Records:
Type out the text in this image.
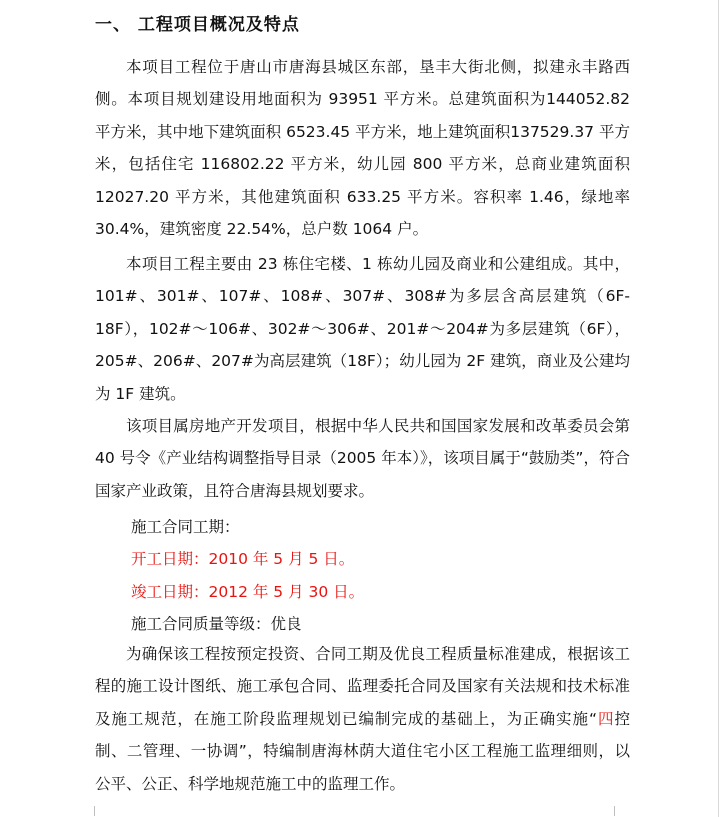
一、 工程项目概况及特点

本项目工程位于唐山市唐海县城区东部，垦丰大街北侧，拟建永丰路西侧。本项目规划建设用地面积为 93951 平方米。总建筑面积为144052.82 平方米，其中地下建筑面积 6523.45 平方米，地上建筑面积137529.37 平方米，包括住宅 116802.22 平方米，幼儿园 800 平方米，总商业建筑面积 12027.20 平方米，其他建筑面积 633.25 平方米。容积率 1.46，绿地率 30.4%，建筑密度 22.54%，总户数 1064 户。

本项目工程主要由 23 栋住宅楼、1 栋幼儿园及商业和公建组成。其中，101#、301#、107#、108#、307#、308#为多层含高层建筑（6F-18F），102#～106#、302#～306#、201#～204#为多层建筑（6F），205#、206#、207#为高层建筑（18F）；幼儿园为 2F 建筑，商业及公建均为 1F 建筑。

该项目属房地产开发项目，根据中华人民共和国国家发展和改革委员会第 40 号令《产业结构调整指导目录（2005 年本）》，该项目属于“鼓励类”，符合国家产业政策，且符合唐海县规划要求。

施工合同工期：
开工日期：2010 年 5 月 5 日。
竣工日期：2012 年 5 月 30 日。
施工合同质量等级：优良

为确保该工程按预定投资、合同工期及优良工程质量标准建成，根据该工程的施工设计图纸、施工承包合同、监理委托合同及国家有关法规和技术标准及施工规范，在施工阶段监理规划已编制完成的基础上，为正确实施“四控制、二管理、一协调”，特编制唐海林荫大道住宅小区工程施工监理细则，以公平、公正、科学地规范施工中的监理工作。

• Directions: Reproduce all of the data exactly; the pictures do not belong in the copy.

• Result of this task:
Type out the text in this image.
一、 工程项目概况及特点

本项目工程位于唐山市唐海县城区东部，垦丰大街北侧，拟建永丰路西侧。本项目规划建设用地面积为 93951 平方米。总建筑面积为144052.82 平方米，其中地下建筑面积 6523.45 平方米，地上建筑面积137529.37 平方米，包括住宅 116802.22 平方米，幼儿园 800 平方米，总商业建筑面积 12027.20 平方米，其他建筑面积 633.25 平方米。容积率 1.46，绿地率 30.4%，建筑密度 22.54%，总户数 1064 户。

本项目工程主要由 23 栋住宅楼、1 栋幼儿园及商业和公建组成。其中，101#、301#、107#、108#、307#、308#为多层含高层建筑（6F-18F），102#～106#、302#～306#、201#～204#为多层建筑（6F），205#、206#、207#为高层建筑（18F）；幼儿园为 2F 建筑，商业及公建均为 1F 建筑。

该项目属房地产开发项目，根据中华人民共和国国家发展和改革委员会第 40 号令《产业结构调整指导目录（2005 年本）》，该项目属于“鼓励类”，符合国家产业政策，且符合唐海县规划要求。

施工合同工期：
开工日期：2010 年 5 月 5 日。
竣工日期：2012 年 5 月 30 日。
施工合同质量等级：优良

为确保该工程按预定投资、合同工期及优良工程质量标准建成，根据该工程的施工设计图纸、施工承包合同、监理委托合同及国家有关法规和技术标准及施工规范，在施工阶段监理规划已编制完成的基础上，为正确实施“四控制、二管理、一协调”，特编制唐海林荫大道住宅小区工程施工监理细则，以公平、公正、科学地规范施工中的监理工作。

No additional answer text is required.